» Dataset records
+===+

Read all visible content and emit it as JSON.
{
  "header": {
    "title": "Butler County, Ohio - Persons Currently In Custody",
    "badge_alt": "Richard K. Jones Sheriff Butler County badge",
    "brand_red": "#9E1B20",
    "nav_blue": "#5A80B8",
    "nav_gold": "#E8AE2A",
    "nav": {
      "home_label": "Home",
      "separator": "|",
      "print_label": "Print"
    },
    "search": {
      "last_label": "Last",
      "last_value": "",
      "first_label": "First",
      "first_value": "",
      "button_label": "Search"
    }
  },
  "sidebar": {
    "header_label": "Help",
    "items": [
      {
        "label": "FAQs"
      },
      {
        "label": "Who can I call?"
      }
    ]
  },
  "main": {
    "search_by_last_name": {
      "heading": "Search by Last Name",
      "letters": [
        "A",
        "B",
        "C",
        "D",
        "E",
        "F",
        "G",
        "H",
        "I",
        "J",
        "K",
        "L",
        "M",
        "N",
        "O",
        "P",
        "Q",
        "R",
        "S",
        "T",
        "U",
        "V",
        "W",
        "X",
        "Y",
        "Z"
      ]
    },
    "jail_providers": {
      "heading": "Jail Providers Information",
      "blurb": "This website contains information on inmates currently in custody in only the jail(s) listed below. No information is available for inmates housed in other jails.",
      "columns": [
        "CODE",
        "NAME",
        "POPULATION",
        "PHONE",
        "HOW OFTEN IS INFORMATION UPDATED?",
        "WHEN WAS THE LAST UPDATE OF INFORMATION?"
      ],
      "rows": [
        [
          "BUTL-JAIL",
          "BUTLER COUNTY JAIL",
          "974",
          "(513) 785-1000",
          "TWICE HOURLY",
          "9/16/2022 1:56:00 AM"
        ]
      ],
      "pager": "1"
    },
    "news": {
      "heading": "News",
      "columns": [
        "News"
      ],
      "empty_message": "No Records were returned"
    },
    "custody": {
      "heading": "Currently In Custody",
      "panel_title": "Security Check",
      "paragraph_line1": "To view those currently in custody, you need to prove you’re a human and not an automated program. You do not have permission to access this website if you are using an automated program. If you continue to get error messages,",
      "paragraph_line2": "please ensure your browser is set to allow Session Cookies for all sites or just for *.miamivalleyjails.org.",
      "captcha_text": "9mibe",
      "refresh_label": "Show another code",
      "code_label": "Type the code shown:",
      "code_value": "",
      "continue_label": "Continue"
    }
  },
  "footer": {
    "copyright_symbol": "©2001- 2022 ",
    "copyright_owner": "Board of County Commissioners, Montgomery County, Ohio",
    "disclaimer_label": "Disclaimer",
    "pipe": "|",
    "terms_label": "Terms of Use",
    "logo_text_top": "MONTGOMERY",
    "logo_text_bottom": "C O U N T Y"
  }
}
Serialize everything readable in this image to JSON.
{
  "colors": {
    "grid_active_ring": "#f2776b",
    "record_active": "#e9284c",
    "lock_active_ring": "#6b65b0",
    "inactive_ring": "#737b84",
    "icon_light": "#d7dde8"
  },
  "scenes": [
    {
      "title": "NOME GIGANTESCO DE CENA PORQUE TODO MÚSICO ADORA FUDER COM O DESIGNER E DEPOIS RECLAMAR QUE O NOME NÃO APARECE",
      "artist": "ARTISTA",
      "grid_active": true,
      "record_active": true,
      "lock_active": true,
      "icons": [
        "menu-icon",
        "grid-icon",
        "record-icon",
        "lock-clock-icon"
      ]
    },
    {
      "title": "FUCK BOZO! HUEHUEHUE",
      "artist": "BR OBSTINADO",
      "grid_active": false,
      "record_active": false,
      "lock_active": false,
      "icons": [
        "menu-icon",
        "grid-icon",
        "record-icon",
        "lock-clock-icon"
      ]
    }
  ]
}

+===+

» EXERCISE AIM
Report all lines of the data that include the word "true".

» OUTPUT OF THE TASK
      "grid_active": true,
      "record_active": true,
      "lock_active": true,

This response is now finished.